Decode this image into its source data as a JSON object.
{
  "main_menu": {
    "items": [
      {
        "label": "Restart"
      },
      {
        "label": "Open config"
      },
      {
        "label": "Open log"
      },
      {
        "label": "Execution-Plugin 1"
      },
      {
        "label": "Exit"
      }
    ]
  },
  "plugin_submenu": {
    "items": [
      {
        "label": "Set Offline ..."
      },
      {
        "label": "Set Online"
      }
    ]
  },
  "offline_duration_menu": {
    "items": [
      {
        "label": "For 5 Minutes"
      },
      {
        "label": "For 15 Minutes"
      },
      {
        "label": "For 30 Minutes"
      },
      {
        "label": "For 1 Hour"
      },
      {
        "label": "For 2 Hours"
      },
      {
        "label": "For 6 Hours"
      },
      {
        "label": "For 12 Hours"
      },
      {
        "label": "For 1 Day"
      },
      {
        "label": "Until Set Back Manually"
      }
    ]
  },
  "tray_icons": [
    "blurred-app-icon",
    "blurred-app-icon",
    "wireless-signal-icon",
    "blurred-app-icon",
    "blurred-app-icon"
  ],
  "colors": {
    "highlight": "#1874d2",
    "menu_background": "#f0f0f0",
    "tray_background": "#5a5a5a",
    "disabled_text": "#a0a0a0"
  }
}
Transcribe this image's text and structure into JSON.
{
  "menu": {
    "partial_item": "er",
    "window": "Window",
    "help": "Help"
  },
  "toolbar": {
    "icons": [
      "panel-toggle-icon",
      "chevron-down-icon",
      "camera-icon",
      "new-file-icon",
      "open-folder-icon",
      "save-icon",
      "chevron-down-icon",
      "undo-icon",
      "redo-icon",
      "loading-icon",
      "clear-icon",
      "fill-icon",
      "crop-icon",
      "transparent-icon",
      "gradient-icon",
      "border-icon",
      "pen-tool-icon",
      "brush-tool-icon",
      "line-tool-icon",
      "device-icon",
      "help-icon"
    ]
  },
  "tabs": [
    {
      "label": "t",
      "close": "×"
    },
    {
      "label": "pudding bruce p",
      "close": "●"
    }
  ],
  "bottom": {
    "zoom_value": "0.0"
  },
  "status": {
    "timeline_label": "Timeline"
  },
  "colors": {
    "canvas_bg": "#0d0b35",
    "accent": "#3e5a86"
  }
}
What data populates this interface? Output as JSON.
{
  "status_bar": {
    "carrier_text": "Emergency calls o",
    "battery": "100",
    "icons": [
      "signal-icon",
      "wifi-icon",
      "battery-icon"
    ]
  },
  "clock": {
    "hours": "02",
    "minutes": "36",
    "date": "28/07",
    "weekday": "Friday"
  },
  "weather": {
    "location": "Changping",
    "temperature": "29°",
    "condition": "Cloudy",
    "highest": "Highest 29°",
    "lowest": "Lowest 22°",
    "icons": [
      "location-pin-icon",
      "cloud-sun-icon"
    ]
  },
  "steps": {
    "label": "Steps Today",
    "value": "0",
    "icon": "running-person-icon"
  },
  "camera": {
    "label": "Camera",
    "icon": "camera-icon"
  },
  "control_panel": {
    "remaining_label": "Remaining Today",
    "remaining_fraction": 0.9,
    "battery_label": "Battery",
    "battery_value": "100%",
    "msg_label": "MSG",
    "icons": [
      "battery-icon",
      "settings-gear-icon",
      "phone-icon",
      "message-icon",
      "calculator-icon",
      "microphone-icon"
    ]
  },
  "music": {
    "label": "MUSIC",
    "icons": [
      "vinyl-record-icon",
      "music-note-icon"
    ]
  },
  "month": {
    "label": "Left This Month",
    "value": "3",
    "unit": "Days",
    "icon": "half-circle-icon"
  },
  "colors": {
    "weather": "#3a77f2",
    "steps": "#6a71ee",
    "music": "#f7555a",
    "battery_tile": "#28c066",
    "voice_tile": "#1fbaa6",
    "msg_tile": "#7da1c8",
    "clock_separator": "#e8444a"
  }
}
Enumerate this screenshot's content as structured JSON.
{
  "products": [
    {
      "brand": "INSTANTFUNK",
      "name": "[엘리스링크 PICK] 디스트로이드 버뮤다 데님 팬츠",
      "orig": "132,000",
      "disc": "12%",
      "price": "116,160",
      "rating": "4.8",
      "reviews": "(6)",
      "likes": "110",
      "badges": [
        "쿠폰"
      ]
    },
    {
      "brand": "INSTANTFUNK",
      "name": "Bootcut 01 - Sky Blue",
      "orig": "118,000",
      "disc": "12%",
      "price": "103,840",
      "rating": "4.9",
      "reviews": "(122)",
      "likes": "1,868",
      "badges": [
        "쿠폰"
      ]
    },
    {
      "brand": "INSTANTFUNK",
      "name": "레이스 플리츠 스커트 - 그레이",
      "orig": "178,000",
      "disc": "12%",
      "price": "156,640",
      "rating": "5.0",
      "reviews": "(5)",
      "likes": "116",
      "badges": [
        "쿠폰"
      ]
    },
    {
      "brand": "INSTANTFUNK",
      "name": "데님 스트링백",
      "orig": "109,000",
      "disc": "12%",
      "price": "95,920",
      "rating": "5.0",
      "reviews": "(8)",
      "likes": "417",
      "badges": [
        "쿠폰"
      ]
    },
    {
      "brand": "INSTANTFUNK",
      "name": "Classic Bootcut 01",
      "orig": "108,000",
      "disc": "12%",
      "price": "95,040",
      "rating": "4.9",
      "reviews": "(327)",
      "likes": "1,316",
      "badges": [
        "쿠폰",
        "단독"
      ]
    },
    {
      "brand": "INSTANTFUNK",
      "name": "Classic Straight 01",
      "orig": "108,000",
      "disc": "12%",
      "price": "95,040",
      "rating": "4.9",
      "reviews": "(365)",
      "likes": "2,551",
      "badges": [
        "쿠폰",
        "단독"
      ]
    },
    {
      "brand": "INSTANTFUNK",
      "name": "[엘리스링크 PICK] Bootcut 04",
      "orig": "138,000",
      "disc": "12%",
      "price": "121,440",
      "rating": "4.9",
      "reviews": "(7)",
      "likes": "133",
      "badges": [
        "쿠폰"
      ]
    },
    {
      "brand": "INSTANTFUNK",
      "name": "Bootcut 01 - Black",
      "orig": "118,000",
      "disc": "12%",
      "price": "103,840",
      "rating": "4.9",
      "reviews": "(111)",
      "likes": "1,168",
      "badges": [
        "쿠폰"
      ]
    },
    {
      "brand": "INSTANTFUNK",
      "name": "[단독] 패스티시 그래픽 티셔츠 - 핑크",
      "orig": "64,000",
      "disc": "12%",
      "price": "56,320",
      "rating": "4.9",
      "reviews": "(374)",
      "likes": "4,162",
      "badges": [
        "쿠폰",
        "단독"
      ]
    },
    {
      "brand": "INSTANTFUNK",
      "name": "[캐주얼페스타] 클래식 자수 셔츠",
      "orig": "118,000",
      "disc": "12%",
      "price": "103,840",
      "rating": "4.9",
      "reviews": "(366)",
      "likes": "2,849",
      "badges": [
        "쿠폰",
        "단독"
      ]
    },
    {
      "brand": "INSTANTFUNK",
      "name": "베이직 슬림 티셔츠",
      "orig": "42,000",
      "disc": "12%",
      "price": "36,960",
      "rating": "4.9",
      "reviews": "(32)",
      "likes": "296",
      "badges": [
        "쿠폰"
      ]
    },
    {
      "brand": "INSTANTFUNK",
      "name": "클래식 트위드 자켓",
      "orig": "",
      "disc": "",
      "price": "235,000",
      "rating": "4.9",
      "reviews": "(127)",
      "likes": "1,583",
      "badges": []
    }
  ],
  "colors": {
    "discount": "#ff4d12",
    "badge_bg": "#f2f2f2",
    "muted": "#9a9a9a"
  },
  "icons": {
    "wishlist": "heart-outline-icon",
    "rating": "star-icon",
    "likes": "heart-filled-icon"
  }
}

####################

* **DIRECTIONS**
All of the material must be reproduced exactly.

* **WRITTEN RESPONSE**
Decode this image into its source data as a JSON object.
{
  "main_menu": {
    "items": [
      {
        "label": "Restart"
      },
      {
        "label": "Open config"
      },
      {
        "label": "Open log"
      },
      {
        "label": "Execution-Plugin 1"
      },
      {
        "label": "Exit"
      }
    ]
  },
  "plugin_submenu": {
    "items": [
      {
        "label": "Set Offline ..."
      },
      {
        "label": "Set Online"
      }
    ]
  },
  "offline_duration_menu": {
    "items": [
      {
        "label": "For 5 Minutes"
      },
      {
        "label": "For 15 Minutes"
      },
      {
        "label": "For 30 Minutes"
      },
      {
        "label": "For 1 Hour"
      },
      {
        "label": "For 2 Hours"
      },
      {
        "label": "For 6 Hours"
      },
      {
        "label": "For 12 Hours"
      },
      {
        "label": "For 1 Day"
      },
      {
        "label": "Until Set Back Manually"
      }
    ]
  },
  "tray_icons": [
    "blurred-app-icon",
    "blurred-app-icon",
    "wireless-signal-icon",
    "blurred-app-icon",
    "blurred-app-icon"
  ],
  "colors": {
    "highlight": "#1874d2",
    "menu_background": "#f0f0f0",
    "tray_background": "#5a5a5a",
    "disabled_text": "#a0a0a0"
  }
}
Transcribe this image's text and structure into JSON.
{
  "menu": {
    "partial_item": "er",
    "window": "Window",
    "help": "Help"
  },
  "toolbar": {
    "icons": [
      "panel-toggle-icon",
      "chevron-down-icon",
      "camera-icon",
      "new-file-icon",
      "open-folder-icon",
      "save-icon",
      "chevron-down-icon",
      "undo-icon",
      "redo-icon",
      "loading-icon",
      "clear-icon",
      "fill-icon",
      "crop-icon",
      "transparent-icon",
      "gradient-icon",
      "border-icon",
      "pen-tool-icon",
      "brush-tool-icon",
      "line-tool-icon",
      "device-icon",
      "help-icon"
    ]
  },
  "tabs": [
    {
      "label": "t",
      "close": "×"
    },
    {
      "label": "pudding bruce p",
      "close": "●"
    }
  ],
  "bottom": {
    "zoom_value": "0.0"
  },
  "status": {
    "timeline_label": "Timeline"
  },
  "colors": {
    "canvas_bg": "#0d0b35",
    "accent": "#3e5a86"
  }
}
What data populates this interface? Output as JSON.
{
  "status_bar": {
    "carrier_text": "Emergency calls o",
    "battery": "100",
    "icons": [
      "signal-icon",
      "wifi-icon",
      "battery-icon"
    ]
  },
  "clock": {
    "hours": "02",
    "minutes": "36",
    "date": "28/07",
    "weekday": "Friday"
  },
  "weather": {
    "location": "Changping",
    "temperature": "29°",
    "condition": "Cloudy",
    "highest": "Highest 29°",
    "lowest": "Lowest 22°",
    "icons": [
      "location-pin-icon",
      "cloud-sun-icon"
    ]
  },
  "steps": {
    "label": "Steps Today",
    "value": "0",
    "icon": "running-person-icon"
  },
  "camera": {
    "label": "Camera",
    "icon": "camera-icon"
  },
  "control_panel": {
    "remaining_label": "Remaining Today",
    "remaining_fraction": 0.9,
    "battery_label": "Battery",
    "battery_value": "100%",
    "msg_label": "MSG",
    "icons": [
      "battery-icon",
      "settings-gear-icon",
      "phone-icon",
      "message-icon",
      "calculator-icon",
      "microphone-icon"
    ]
  },
  "music": {
    "label": "MUSIC",
    "icons": [
      "vinyl-record-icon",
      "music-note-icon"
    ]
  },
  "month": {
    "label": "Left This Month",
    "value": "3",
    "unit": "Days",
    "icon": "half-circle-icon"
  },
  "colors": {
    "weather": "#3a77f2",
    "steps": "#6a71ee",
    "music": "#f7555a",
    "battery_tile": "#28c066",
    "voice_tile": "#1fbaa6",
    "msg_tile": "#7da1c8",
    "clock_separator": "#e8444a"
  }
}
Enumerate this screenshot's content as structured JSON.
{
  "products": [
    {
      "brand": "INSTANTFUNK",
      "name": "[엘리스링크 PICK] 디스트로이드 버뮤다 데님 팬츠",
      "orig": "132,000",
      "disc": "12%",
      "price": "116,160",
      "rating": "4.8",
      "reviews": "(6)",
      "likes": "110",
      "badges": [
        "쿠폰"
      ]
    },
    {
      "brand": "INSTANTFUNK",
      "name": "Bootcut 01 - Sky Blue",
      "orig": "118,000",
      "disc": "12%",
      "price": "103,840",
      "rating": "4.9",
      "reviews": "(122)",
      "likes": "1,868",
      "badges": [
        "쿠폰"
      ]
    },
    {
      "brand": "INSTANTFUNK",
      "name": "레이스 플리츠 스커트 - 그레이",
      "orig": "178,000",
      "disc": "12%",
      "price": "156,640",
      "rating": "5.0",
      "reviews": "(5)",
      "likes": "116",
      "badges": [
        "쿠폰"
      ]
    },
    {
      "brand": "INSTANTFUNK",
      "name": "데님 스트링백",
      "orig": "109,000",
      "disc": "12%",
      "price": "95,920",
      "rating": "5.0",
      "reviews": "(8)",
      "likes": "417",
      "badges": [
        "쿠폰"
      ]
    },
    {
      "brand": "INSTANTFUNK",
      "name": "Classic Bootcut 01",
      "orig": "108,000",
      "disc": "12%",
      "price": "95,040",
      "rating": "4.9",
      "reviews": "(327)",
      "likes": "1,316",
      "badges": [
        "쿠폰",
        "단독"
      ]
    },
    {
      "brand": "INSTANTFUNK",
      "name": "Classic Straight 01",
      "orig": "108,000",
      "disc": "12%",
      "price": "95,040",
      "rating": "4.9",
      "reviews": "(365)",
      "likes": "2,551",
      "badges": [
        "쿠폰",
        "단독"
      ]
    },
    {
      "brand": "INSTANTFUNK",
      "name": "[엘리스링크 PICK] Bootcut 04",
      "orig": "138,000",
      "disc": "12%",
      "price": "121,440",
      "rating": "4.9",
      "reviews": "(7)",
      "likes": "133",
      "badges": [
        "쿠폰"
      ]
    },
    {
      "brand": "INSTANTFUNK",
      "name": "Bootcut 01 - Black",
      "orig": "118,000",
      "disc": "12%",
      "price": "103,840",
      "rating": "4.9",
      "reviews": "(111)",
      "likes": "1,168",
      "badges": [
        "쿠폰"
      ]
    },
    {
      "brand": "INSTANTFUNK",
      "name": "[단독] 패스티시 그래픽 티셔츠 - 핑크",
      "orig": "64,000",
      "disc": "12%",
      "price": "56,320",
      "rating": "4.9",
      "reviews": "(374)",
      "likes": "4,162",
      "badges": [
        "쿠폰",
        "단독"
      ]
    },
    {
      "brand": "INSTANTFUNK",
      "name": "[캐주얼페스타] 클래식 자수 셔츠",
      "orig": "118,000",
      "disc": "12%",
      "price": "103,840",
      "rating": "4.9",
      "reviews": "(366)",
      "likes": "2,849",
      "badges": [
        "쿠폰",
        "단독"
      ]
    },
    {
      "brand": "INSTANTFUNK",
      "name": "베이직 슬림 티셔츠",
      "orig": "42,000",
      "disc": "12%",
      "price": "36,960",
      "rating": "4.9",
      "reviews": "(32)",
      "likes": "296",
      "badges": [
        "쿠폰"
      ]
    },
    {
      "brand": "INSTANTFUNK",
      "name": "클래식 트위드 자켓",
      "orig": "",
      "disc": "",
      "price": "235,000",
      "rating": "4.9",
      "reviews": "(127)",
      "likes": "1,583",
      "badges": []
    }
  ],
  "colors": {
    "discount": "#ff4d12",
    "badge_bg": "#f2f2f2",
    "muted": "#9a9a9a"
  },
  "icons": {
    "wishlist": "heart-outline-icon",
    "rating": "star-icon",
    "likes": "heart-filled-icon"
  }
}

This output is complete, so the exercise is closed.